▶ **EXERCICE COURT**:
Recopiez le passage de l'extrait du document qui va de « Ainsi nous pouvons » jusqu'à « de changement social. » en substituant « fraternité » à « solidarité ».

▶ **EXTRAIT DU DOCUMENT**:
D’autre part, il est impératif de discuter de tous ces éléments pour ouvrir des alliances et aboutir à l’unité entre des peuples différents, mais avec des problèmes communs. Par exemple : est-il possible que des Chiliens et des Mapuche qui accèdent à l’eau au moyen de camions-citernes du fait de l’exploitation de l’industrie forestière et agricole, puissent articuler leurs luttes contre le même ennemi qui les oblige à se mobiliser ?
Ainsi nous pouvons avoir d’innombrables contradictions qui peuvent ou non se constituer en programmes de luttes communes mais si nous ne les abordons pas à partir de la solidarité honnête et active, en commençant par enrayer les dommages que commet l’ennemi commun aux frères qui sont tombés, nous aboutirons difficilement à la stature politique et morale permettant d’entamer une entente menant à une projection politique et de changement social.

▶ **EXTRAITS DES DONNÉES**:
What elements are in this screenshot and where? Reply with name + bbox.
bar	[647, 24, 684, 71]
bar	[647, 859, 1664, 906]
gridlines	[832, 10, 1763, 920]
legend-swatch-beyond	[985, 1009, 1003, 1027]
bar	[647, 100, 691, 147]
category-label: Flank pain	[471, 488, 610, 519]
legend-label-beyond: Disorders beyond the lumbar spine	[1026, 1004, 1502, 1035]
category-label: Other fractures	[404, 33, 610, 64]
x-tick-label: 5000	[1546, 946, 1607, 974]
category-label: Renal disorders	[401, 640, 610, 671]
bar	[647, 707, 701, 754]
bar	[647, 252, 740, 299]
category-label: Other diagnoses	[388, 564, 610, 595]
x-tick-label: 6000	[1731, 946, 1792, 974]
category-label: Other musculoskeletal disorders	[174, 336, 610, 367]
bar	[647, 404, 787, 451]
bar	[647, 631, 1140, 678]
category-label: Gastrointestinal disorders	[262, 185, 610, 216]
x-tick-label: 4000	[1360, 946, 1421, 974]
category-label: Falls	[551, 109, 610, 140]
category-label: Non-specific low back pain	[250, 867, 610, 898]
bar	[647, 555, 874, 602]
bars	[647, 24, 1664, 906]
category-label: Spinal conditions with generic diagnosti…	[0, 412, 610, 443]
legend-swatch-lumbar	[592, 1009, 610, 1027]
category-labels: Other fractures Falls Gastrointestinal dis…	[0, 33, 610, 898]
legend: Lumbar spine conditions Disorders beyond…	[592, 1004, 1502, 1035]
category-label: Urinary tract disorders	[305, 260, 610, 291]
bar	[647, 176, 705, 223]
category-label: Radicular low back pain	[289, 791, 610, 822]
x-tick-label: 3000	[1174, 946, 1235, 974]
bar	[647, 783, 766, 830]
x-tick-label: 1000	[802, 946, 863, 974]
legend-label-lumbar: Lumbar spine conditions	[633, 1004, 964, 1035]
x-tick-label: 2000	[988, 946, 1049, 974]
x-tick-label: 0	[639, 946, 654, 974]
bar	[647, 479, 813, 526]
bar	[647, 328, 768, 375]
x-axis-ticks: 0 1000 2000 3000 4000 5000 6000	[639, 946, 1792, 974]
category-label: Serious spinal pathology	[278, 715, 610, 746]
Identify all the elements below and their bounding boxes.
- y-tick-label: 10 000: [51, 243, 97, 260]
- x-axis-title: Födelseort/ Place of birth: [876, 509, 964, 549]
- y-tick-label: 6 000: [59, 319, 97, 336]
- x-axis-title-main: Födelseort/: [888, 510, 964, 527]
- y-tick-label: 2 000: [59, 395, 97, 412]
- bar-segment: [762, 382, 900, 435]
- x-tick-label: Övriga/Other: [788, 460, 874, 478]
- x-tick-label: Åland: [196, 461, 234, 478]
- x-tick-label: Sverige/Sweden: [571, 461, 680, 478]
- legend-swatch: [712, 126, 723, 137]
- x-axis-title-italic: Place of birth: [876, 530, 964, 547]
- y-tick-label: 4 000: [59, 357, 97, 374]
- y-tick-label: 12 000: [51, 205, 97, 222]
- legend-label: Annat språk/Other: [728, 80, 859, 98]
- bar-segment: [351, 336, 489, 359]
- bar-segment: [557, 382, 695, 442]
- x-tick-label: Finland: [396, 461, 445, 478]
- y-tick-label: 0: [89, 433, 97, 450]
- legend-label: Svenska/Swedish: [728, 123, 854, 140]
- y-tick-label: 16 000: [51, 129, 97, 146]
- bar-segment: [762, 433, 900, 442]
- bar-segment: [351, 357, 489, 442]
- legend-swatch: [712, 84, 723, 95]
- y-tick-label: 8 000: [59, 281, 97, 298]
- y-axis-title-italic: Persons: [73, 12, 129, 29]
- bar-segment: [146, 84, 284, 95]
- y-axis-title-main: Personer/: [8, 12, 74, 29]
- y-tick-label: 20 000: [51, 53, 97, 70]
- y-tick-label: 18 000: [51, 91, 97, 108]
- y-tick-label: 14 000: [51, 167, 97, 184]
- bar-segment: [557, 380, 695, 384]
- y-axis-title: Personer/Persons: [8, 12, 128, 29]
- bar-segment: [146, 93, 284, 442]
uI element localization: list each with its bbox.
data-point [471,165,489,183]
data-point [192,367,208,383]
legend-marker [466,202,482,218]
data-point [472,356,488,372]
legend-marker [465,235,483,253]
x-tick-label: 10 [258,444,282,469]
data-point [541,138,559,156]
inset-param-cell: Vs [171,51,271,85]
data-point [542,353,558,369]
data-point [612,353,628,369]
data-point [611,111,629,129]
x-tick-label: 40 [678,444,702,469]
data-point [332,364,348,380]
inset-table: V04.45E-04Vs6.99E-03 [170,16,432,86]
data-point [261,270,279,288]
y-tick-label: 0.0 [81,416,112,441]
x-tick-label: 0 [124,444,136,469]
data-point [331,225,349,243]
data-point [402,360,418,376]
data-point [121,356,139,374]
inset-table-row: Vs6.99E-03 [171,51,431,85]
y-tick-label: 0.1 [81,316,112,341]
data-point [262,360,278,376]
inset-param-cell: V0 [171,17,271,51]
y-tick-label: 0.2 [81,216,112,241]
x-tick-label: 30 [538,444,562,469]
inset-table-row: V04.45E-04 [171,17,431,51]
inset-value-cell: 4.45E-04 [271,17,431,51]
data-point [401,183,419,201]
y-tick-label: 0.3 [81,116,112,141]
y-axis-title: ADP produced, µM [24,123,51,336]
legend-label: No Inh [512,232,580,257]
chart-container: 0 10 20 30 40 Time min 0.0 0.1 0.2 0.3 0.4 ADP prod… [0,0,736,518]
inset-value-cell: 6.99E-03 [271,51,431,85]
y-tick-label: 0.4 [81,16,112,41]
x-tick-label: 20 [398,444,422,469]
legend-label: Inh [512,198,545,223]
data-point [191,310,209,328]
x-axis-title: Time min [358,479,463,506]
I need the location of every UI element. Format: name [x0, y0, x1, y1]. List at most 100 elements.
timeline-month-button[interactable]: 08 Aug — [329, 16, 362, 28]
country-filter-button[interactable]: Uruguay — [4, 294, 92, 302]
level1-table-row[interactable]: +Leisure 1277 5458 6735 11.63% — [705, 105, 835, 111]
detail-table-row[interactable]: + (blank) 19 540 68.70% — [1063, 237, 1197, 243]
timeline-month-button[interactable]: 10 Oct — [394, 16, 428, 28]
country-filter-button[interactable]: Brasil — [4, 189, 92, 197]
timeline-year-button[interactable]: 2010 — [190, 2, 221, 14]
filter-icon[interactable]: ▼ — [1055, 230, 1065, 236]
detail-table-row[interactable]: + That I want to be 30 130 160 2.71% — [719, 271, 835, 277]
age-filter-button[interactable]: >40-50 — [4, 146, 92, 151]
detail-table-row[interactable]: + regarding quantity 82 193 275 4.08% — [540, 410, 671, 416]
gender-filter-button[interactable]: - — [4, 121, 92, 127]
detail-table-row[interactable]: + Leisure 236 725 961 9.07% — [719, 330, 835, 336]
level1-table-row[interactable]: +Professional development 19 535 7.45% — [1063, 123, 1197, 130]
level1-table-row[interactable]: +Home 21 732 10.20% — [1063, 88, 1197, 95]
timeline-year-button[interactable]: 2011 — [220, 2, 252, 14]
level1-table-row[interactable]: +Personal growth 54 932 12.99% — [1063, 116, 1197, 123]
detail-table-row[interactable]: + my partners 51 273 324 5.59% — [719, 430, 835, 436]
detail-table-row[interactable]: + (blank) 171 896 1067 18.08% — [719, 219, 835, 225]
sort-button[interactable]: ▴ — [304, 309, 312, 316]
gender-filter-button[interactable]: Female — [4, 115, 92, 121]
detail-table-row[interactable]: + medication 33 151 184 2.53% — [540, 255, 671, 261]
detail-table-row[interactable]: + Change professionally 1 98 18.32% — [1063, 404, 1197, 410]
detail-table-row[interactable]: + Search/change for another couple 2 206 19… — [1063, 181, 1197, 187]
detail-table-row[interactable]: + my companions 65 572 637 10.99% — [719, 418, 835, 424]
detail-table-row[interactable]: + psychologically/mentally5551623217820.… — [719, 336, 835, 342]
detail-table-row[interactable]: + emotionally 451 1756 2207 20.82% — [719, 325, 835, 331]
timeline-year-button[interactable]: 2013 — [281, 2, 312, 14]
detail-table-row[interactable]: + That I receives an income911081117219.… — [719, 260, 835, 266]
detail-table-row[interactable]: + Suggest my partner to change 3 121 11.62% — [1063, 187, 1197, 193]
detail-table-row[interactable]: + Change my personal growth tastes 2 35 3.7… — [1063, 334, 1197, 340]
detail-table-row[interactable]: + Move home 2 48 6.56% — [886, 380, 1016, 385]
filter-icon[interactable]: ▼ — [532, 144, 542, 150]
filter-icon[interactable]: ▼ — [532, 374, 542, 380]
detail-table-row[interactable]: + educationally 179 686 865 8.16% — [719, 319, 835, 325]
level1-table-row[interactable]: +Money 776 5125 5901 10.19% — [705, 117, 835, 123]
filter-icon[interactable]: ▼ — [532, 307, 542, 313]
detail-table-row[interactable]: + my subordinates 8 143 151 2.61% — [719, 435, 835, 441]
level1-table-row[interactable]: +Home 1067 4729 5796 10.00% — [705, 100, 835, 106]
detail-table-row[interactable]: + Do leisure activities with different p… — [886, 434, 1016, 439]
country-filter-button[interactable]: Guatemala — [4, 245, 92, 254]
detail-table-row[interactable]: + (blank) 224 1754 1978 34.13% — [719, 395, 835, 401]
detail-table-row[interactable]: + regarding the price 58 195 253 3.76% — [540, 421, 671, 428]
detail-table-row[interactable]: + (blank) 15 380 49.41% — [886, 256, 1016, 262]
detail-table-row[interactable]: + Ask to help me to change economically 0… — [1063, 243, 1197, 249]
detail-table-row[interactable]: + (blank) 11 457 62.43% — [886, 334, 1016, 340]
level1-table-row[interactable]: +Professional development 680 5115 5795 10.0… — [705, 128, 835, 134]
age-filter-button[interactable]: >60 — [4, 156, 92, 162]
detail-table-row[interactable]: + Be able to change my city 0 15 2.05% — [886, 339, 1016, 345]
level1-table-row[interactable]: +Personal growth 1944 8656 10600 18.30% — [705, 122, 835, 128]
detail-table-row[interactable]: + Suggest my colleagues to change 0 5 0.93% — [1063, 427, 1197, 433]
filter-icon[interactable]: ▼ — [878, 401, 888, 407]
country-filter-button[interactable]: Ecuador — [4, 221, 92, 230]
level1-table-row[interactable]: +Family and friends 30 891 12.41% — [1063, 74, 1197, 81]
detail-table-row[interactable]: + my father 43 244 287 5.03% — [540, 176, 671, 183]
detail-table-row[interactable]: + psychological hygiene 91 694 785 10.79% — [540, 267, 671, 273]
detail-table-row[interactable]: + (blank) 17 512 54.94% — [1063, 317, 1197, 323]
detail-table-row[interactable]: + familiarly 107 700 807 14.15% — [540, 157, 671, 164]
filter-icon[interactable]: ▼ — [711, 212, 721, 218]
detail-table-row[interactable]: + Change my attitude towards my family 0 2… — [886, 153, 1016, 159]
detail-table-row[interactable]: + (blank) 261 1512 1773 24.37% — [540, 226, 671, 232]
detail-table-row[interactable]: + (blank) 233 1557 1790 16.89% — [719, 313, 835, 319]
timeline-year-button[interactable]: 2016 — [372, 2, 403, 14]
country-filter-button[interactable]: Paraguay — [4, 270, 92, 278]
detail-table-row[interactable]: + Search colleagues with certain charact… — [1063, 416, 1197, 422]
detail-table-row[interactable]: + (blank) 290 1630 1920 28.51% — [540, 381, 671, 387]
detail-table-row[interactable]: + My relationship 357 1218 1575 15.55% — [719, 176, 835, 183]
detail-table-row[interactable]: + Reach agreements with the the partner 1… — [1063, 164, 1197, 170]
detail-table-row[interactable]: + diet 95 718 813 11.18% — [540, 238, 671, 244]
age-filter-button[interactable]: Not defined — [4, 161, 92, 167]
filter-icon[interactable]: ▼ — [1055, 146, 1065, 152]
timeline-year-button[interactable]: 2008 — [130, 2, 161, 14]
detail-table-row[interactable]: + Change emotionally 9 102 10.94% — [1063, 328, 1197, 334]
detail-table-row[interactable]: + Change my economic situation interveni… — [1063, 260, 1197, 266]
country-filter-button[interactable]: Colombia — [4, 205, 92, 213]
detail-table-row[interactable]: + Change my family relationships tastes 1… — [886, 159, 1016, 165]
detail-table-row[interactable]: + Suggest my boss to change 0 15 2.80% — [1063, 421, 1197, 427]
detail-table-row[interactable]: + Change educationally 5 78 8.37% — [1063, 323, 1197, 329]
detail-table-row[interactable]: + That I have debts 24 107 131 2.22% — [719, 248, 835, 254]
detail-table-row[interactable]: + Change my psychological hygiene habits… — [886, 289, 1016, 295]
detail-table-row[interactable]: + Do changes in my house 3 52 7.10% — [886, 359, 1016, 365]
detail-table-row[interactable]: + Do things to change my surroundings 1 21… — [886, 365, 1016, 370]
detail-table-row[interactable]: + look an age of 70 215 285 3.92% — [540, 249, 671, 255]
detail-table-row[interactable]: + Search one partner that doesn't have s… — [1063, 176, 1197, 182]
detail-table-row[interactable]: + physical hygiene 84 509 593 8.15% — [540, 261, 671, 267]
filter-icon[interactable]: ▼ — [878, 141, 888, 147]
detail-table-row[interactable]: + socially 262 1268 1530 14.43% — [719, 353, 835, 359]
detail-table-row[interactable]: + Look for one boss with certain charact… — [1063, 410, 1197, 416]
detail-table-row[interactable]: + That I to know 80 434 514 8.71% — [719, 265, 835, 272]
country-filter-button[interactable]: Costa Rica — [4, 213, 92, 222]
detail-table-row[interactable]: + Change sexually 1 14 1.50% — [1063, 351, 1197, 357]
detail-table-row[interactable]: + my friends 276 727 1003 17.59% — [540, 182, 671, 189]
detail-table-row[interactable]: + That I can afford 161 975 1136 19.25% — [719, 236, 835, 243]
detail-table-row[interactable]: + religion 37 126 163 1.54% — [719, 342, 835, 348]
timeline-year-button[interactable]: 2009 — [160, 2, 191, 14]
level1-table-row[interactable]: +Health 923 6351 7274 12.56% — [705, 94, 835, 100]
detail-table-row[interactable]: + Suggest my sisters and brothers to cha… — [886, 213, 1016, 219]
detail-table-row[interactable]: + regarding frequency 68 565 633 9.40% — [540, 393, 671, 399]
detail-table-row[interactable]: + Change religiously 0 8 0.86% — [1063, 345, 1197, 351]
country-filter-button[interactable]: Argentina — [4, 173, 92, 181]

▶ **RÉPONSE ATTENDUE**:
Ainsi nous pouvons avoir d’innombrables contradictions qui peuvent ou non se constituer en programmes de luttes communes mais si nous ne les abordons pas à partir de la fraternité honnête et active, en commençant par enrayer les dommages que commet l’ennemi commun aux frères qui sont tombés, nous aboutirons difficilement à la stature politique et morale permettant d’entamer une entente menant à une projection politique et de changement social.